* [What is being asked] Report each line of the data that has "this" somewhere in it.

---------- Records supplied ----------

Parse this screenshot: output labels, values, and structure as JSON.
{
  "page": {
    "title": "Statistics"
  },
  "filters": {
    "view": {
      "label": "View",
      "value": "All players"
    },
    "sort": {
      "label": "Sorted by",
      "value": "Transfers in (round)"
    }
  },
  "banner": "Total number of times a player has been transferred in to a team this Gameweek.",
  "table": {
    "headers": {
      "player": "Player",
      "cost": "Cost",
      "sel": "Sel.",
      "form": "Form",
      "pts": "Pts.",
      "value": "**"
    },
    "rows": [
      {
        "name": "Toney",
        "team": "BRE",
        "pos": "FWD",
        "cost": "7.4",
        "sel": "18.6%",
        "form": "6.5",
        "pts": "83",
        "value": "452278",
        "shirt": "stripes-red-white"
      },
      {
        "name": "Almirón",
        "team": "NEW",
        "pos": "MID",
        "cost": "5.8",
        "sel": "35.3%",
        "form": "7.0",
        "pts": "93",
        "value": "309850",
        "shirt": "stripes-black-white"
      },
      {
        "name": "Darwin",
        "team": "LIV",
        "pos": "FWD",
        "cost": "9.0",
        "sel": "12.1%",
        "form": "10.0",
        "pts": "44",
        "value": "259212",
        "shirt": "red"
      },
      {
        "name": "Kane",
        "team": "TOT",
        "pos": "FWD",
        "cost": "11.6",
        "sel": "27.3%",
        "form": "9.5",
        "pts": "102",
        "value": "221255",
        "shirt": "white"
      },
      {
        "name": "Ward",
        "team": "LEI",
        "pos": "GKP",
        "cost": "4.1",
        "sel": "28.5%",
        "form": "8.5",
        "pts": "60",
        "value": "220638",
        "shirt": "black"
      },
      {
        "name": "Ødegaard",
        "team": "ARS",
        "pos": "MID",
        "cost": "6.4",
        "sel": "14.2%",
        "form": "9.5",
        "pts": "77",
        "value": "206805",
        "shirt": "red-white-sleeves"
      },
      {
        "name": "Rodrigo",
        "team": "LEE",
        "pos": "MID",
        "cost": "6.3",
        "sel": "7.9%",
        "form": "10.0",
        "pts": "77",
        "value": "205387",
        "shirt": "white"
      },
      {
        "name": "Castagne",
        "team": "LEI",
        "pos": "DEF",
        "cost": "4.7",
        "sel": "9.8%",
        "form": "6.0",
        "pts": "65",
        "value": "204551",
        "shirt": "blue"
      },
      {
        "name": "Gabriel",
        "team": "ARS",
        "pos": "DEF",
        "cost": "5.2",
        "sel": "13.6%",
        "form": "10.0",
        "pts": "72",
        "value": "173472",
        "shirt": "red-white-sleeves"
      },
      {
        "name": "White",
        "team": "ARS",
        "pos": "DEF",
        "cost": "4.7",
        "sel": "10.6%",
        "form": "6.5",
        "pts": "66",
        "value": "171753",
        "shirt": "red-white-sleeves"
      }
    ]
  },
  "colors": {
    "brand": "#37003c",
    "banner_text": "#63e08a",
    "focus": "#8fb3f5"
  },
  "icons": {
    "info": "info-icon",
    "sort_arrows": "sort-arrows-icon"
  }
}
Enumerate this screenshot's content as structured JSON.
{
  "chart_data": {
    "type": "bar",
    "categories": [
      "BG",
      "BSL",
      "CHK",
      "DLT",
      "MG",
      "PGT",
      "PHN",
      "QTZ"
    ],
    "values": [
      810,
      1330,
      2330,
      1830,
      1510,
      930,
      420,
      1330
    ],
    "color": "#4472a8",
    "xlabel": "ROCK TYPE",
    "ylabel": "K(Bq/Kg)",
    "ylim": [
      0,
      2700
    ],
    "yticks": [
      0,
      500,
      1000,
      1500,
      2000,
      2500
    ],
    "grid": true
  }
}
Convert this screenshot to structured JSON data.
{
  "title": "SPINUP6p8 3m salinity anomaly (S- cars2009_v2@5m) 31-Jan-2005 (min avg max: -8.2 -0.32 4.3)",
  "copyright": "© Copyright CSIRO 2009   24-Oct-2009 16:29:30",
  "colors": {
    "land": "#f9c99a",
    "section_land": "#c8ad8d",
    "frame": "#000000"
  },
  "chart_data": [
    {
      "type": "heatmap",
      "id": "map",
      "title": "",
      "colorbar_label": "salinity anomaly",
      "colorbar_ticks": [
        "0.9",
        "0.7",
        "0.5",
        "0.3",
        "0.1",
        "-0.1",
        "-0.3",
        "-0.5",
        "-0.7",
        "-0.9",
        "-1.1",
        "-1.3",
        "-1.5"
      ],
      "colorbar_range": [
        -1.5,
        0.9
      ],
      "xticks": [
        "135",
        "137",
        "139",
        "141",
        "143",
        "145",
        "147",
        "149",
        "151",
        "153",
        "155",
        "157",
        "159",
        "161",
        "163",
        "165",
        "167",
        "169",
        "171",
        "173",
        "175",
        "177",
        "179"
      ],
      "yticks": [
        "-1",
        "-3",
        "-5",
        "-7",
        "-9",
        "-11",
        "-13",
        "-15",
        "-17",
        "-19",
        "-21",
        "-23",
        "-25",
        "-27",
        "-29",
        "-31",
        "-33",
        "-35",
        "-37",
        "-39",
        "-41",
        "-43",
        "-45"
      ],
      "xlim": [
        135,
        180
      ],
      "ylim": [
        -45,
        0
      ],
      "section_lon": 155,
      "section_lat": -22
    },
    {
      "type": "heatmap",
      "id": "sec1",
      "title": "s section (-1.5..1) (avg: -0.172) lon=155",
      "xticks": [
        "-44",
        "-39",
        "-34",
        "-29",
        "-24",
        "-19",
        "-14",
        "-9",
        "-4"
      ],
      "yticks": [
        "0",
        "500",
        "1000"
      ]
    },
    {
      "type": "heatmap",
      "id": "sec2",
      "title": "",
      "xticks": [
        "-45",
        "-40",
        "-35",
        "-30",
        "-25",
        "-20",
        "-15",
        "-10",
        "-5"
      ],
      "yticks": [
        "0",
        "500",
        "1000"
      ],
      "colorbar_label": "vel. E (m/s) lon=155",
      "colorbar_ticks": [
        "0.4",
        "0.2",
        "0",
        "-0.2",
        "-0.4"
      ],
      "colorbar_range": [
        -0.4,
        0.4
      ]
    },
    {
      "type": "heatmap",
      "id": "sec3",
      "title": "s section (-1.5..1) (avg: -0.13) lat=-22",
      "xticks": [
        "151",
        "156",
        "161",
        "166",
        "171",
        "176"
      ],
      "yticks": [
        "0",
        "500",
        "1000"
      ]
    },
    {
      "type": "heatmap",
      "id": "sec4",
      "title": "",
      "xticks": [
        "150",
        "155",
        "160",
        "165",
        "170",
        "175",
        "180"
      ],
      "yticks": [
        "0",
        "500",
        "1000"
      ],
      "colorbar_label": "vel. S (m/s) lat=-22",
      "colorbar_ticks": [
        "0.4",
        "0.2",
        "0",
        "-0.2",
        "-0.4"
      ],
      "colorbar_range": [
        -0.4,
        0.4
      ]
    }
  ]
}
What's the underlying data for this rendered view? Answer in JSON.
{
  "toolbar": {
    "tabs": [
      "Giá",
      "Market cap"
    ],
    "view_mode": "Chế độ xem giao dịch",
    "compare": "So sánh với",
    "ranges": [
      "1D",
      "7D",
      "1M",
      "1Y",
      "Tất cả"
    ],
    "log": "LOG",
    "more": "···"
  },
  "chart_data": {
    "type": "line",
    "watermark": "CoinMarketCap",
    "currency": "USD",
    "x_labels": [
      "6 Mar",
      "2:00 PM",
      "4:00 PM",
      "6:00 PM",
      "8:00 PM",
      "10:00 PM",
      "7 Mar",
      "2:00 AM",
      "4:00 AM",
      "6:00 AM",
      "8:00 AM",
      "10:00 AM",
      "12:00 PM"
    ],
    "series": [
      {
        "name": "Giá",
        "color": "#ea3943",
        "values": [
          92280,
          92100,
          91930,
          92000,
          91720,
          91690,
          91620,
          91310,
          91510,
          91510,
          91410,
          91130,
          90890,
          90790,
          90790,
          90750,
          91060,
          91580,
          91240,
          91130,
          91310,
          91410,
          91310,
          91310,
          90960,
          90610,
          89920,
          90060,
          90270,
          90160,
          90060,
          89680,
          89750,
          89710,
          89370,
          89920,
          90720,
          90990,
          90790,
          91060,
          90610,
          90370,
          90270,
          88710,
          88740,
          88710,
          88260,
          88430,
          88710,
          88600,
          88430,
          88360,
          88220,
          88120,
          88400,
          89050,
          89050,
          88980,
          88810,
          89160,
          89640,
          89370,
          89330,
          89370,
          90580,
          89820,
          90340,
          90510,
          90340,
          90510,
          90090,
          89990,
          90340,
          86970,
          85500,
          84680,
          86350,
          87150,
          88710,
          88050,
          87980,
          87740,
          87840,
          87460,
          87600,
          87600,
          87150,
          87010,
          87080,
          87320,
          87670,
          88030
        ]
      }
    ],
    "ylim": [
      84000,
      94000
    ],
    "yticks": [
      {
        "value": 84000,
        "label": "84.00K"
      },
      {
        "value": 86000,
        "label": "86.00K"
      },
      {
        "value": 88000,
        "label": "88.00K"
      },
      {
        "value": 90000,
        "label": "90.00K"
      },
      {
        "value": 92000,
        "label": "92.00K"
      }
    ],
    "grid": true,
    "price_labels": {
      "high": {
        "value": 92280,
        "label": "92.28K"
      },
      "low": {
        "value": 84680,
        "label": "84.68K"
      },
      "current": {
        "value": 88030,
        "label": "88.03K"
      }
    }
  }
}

----------

* [Finished task]
Parse this screenshot: output labels, values, and structure as JSON.
  "banner": "Total number of times a player has been transferred in to a team this Gameweek.",
Enumerate this screenshot's content as structured JSON.
Convert this screenshot to structured JSON data.
What's the underlying data for this rendered view? Answer in JSON.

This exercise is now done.